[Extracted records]
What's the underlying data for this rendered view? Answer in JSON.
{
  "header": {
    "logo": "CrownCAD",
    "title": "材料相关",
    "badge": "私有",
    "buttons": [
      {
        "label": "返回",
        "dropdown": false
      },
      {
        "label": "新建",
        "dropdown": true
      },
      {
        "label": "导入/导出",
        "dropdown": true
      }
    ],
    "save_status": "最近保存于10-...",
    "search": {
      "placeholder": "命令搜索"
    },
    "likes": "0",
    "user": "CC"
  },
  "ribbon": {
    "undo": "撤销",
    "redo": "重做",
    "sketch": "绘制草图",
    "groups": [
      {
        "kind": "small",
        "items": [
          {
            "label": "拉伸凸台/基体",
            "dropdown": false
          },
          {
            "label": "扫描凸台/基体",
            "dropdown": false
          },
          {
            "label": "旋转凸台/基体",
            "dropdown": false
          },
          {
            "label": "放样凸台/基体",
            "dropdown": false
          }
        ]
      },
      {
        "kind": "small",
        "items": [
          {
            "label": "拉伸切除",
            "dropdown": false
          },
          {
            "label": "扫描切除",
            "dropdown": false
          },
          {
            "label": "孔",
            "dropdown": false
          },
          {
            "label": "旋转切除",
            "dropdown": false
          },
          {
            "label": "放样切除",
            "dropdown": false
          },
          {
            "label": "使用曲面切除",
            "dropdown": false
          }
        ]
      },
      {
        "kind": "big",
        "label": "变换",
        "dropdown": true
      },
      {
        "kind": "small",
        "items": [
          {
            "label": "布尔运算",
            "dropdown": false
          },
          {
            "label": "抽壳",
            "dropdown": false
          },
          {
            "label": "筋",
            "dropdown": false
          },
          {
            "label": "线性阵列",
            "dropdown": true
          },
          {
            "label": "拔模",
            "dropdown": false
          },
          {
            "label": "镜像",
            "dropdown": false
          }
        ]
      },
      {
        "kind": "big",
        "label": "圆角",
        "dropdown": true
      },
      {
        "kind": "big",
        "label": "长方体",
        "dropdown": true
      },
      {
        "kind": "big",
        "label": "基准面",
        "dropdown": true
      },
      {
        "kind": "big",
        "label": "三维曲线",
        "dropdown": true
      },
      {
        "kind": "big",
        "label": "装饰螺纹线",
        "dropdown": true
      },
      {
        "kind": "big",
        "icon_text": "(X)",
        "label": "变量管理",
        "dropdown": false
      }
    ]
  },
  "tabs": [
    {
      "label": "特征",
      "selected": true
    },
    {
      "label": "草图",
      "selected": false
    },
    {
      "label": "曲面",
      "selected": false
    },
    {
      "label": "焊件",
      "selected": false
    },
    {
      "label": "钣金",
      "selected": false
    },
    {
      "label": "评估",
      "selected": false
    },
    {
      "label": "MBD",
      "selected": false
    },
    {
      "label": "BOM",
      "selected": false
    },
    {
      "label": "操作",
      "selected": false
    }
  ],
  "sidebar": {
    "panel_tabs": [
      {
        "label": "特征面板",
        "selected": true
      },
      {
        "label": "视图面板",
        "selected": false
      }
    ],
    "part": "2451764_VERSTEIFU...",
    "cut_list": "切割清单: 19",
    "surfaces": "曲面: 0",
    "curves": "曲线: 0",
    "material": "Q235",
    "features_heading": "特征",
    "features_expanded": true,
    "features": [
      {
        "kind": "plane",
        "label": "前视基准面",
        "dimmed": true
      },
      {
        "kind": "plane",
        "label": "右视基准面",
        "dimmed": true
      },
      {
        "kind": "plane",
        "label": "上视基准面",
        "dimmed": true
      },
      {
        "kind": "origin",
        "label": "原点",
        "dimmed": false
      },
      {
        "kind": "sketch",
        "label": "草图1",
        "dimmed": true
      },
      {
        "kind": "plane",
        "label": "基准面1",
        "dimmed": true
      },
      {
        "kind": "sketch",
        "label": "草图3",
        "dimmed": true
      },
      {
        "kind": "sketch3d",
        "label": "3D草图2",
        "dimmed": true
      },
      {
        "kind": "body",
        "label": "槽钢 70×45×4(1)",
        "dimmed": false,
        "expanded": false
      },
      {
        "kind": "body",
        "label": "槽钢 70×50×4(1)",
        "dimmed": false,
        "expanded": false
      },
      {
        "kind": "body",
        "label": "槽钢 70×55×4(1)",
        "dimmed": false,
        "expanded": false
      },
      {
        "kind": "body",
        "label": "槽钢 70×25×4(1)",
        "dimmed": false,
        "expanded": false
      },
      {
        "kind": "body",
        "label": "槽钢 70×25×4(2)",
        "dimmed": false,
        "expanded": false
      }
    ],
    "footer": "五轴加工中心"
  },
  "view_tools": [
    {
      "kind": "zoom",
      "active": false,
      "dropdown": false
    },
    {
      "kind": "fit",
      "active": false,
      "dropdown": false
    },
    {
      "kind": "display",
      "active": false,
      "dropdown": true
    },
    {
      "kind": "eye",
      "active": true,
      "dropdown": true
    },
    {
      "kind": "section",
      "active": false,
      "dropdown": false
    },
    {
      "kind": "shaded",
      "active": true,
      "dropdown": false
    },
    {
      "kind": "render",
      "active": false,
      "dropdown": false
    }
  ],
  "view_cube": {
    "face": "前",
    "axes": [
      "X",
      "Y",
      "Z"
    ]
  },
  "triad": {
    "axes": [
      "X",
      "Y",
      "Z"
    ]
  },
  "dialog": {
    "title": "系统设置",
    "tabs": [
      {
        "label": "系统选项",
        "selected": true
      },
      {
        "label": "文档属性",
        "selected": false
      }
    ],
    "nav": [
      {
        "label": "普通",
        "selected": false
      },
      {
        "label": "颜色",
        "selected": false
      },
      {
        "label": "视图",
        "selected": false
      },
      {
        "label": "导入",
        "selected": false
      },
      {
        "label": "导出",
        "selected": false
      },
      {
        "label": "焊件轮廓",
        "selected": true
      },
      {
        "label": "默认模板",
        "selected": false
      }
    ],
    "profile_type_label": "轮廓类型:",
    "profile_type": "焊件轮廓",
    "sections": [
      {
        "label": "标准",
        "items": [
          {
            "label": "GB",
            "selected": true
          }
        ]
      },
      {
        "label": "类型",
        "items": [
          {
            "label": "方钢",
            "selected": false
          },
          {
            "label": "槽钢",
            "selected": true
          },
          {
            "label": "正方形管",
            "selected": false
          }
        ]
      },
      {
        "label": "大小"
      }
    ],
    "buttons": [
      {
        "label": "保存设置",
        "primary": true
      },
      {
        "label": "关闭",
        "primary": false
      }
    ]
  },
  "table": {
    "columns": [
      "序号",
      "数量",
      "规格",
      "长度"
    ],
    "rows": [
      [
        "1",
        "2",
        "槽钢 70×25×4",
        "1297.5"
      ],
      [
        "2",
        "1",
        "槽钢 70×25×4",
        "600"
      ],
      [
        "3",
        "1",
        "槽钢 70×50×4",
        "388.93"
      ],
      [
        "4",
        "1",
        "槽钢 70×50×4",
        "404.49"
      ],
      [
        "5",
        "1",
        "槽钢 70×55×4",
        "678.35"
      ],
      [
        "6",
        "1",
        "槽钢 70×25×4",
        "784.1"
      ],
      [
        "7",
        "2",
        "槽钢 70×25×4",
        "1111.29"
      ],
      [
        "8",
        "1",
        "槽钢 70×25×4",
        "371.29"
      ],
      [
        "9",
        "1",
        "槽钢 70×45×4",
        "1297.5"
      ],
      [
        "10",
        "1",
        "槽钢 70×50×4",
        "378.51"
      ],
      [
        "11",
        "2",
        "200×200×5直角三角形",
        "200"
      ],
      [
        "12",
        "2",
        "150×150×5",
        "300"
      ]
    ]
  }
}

**WHAT THIS TASK INVOLVES**
Write the material out exactly, with nothing left out.

**EXPECTED OUTPUT**
What's the underlying data for this rendered view? Answer in JSON.
{
  "header": {
    "logo": "CrownCAD",
    "title": "材料相关",
    "badge": "私有",
    "buttons": [
      {
        "label": "返回",
        "dropdown": false
      },
      {
        "label": "新建",
        "dropdown": true
      },
      {
        "label": "导入/导出",
        "dropdown": true
      }
    ],
    "save_status": "最近保存于10-...",
    "search": {
      "placeholder": "命令搜索"
    },
    "likes": "0",
    "user": "CC"
  },
  "ribbon": {
    "undo": "撤销",
    "redo": "重做",
    "sketch": "绘制草图",
    "groups": [
      {
        "kind": "small",
        "items": [
          {
            "label": "拉伸凸台/基体",
            "dropdown": false
          },
          {
            "label": "扫描凸台/基体",
            "dropdown": false
          },
          {
            "label": "旋转凸台/基体",
            "dropdown": false
          },
          {
            "label": "放样凸台/基体",
            "dropdown": false
          }
        ]
      },
      {
        "kind": "small",
        "items": [
          {
            "label": "拉伸切除",
            "dropdown": false
          },
          {
            "label": "扫描切除",
            "dropdown": false
          },
          {
            "label": "孔",
            "dropdown": false
          },
          {
            "label": "旋转切除",
            "dropdown": false
          },
          {
            "label": "放样切除",
            "dropdown": false
          },
          {
            "label": "使用曲面切除",
            "dropdown": false
          }
        ]
      },
      {
        "kind": "big",
        "label": "变换",
        "dropdown": true
      },
      {
        "kind": "small",
        "items": [
          {
            "label": "布尔运算",
            "dropdown": false
          },
          {
            "label": "抽壳",
            "dropdown": false
          },
          {
            "label": "筋",
            "dropdown": false
          },
          {
            "label": "线性阵列",
            "dropdown": true
          },
          {
            "label": "拔模",
            "dropdown": false
          },
          {
            "label": "镜像",
            "dropdown": false
          }
        ]
      },
      {
        "kind": "big",
        "label": "圆角",
        "dropdown": true
      },
      {
        "kind": "big",
        "label": "长方体",
        "dropdown": true
      },
      {
        "kind": "big",
        "label": "基准面",
        "dropdown": true
      },
      {
        "kind": "big",
        "label": "三维曲线",
        "dropdown": true
      },
      {
        "kind": "big",
        "label": "装饰螺纹线",
        "dropdown": true
      },
      {
        "kind": "big",
        "icon_text": "(X)",
        "label": "变量管理",
        "dropdown": false
      }
    ]
  },
  "tabs": [
    {
      "label": "特征",
      "selected": true
    },
    {
      "label": "草图",
      "selected": false
    },
    {
      "label": "曲面",
      "selected": false
    },
    {
      "label": "焊件",
      "selected": false
    },
    {
      "label": "钣金",
      "selected": false
    },
    {
      "label": "评估",
      "selected": false
    },
    {
      "label": "MBD",
      "selected": false
    },
    {
      "label": "BOM",
      "selected": false
    },
    {
      "label": "操作",
      "selected": false
    }
  ],
  "sidebar": {
    "panel_tabs": [
      {
        "label": "特征面板",
        "selected": true
      },
      {
        "label": "视图面板",
        "selected": false
      }
    ],
    "part": "2451764_VERSTEIFU...",
    "cut_list": "切割清单: 19",
    "surfaces": "曲面: 0",
    "curves": "曲线: 0",
    "material": "Q235",
    "features_heading": "特征",
    "features_expanded": true,
    "features": [
      {
        "kind": "plane",
        "label": "前视基准面",
        "dimmed": true
      },
      {
        "kind": "plane",
        "label": "右视基准面",
        "dimmed": true
      },
      {
        "kind": "plane",
        "label": "上视基准面",
        "dimmed": true
      },
      {
        "kind": "origin",
        "label": "原点",
        "dimmed": false
      },
      {
        "kind": "sketch",
        "label": "草图1",
        "dimmed": true
      },
      {
        "kind": "plane",
        "label": "基准面1",
        "dimmed": true
      },
      {
        "kind": "sketch",
        "label": "草图3",
        "dimmed": true
      },
      {
        "kind": "sketch3d",
        "label": "3D草图2",
        "dimmed": true
      },
      {
        "kind": "body",
        "label": "槽钢 70×45×4(1)",
        "dimmed": false,
        "expanded": false
      },
      {
        "kind": "body",
        "label": "槽钢 70×50×4(1)",
        "dimmed": false,
        "expanded": false
      },
      {
        "kind": "body",
        "label": "槽钢 70×55×4(1)",
        "dimmed": false,
        "expanded": false
      },
      {
        "kind": "body",
        "label": "槽钢 70×25×4(1)",
        "dimmed": false,
        "expanded": false
      },
      {
        "kind": "body",
        "label": "槽钢 70×25×4(2)",
        "dimmed": false,
        "expanded": false
      }
    ],
    "footer": "五轴加工中心"
  },
  "view_tools": [
    {
      "kind": "zoom",
      "active": false,
      "dropdown": false
    },
    {
      "kind": "fit",
      "active": false,
      "dropdown": false
    },
    {
      "kind": "display",
      "active": false,
      "dropdown": true
    },
    {
      "kind": "eye",
      "active": true,
      "dropdown": true
    },
    {
      "kind": "section",
      "active": false,
      "dropdown": false
    },
    {
      "kind": "shaded",
      "active": true,
      "dropdown": false
    },
    {
      "kind": "render",
      "active": false,
      "dropdown": false
    }
  ],
  "view_cube": {
    "face": "前",
    "axes": [
      "X",
      "Y",
      "Z"
    ]
  },
  "triad": {
    "axes": [
      "X",
      "Y",
      "Z"
    ]
  },
  "dialog": {
    "title": "系统设置",
    "tabs": [
      {
        "label": "系统选项",
        "selected": true
      },
      {
        "label": "文档属性",
        "selected": false
      }
    ],
    "nav": [
      {
        "label": "普通",
        "selected": false
      },
      {
        "label": "颜色",
        "selected": false
      },
      {
        "label": "视图",
        "selected": false
      },
      {
        "label": "导入",
        "selected": false
      },
      {
        "label": "导出",
        "selected": false
      },
      {
        "label": "焊件轮廓",
        "selected": true
      },
      {
        "label": "默认模板",
        "selected": false
      }
    ],
    "profile_type_label": "轮廓类型:",
    "profile_type": "焊件轮廓",
    "sections": [
      {
        "label": "标准",
        "items": [
          {
            "label": "GB",
            "selected": true
          }
        ]
      },
      {
        "label": "类型",
        "items": [
          {
            "label": "方钢",
            "selected": false
          },
          {
            "label": "槽钢",
            "selected": true
          },
          {
            "label": "正方形管",
            "selected": false
          }
        ]
      },
      {
        "label": "大小"
      }
    ],
    "buttons": [
      {
        "label": "保存设置",
        "primary": true
      },
      {
        "label": "关闭",
        "primary": false
      }
    ]
  },
  "table": {
    "columns": [
      "序号",
      "数量",
      "规格",
      "长度"
    ],
    "rows": [
      [
        "1",
        "2",
        "槽钢 70×25×4",
        "1297.5"
      ],
      [
        "2",
        "1",
        "槽钢 70×25×4",
        "600"
      ],
      [
        "3",
        "1",
        "槽钢 70×50×4",
        "388.93"
      ],
      [
        "4",
        "1",
        "槽钢 70×50×4",
        "404.49"
      ],
      [
        "5",
        "1",
        "槽钢 70×55×4",
        "678.35"
      ],
      [
        "6",
        "1",
        "槽钢 70×25×4",
        "784.1"
      ],
      [
        "7",
        "2",
        "槽钢 70×25×4",
        "1111.29"
      ],
      [
        "8",
        "1",
        "槽钢 70×25×4",
        "371.29"
      ],
      [
        "9",
        "1",
        "槽钢 70×45×4",
        "1297.5"
      ],
      [
        "10",
        "1",
        "槽钢 70×50×4",
        "378.51"
      ],
      [
        "11",
        "2",
        "200×200×5直角三角形",
        "200"
      ],
      [
        "12",
        "2",
        "150×150×5",
        "300"
      ]
    ]
  }
}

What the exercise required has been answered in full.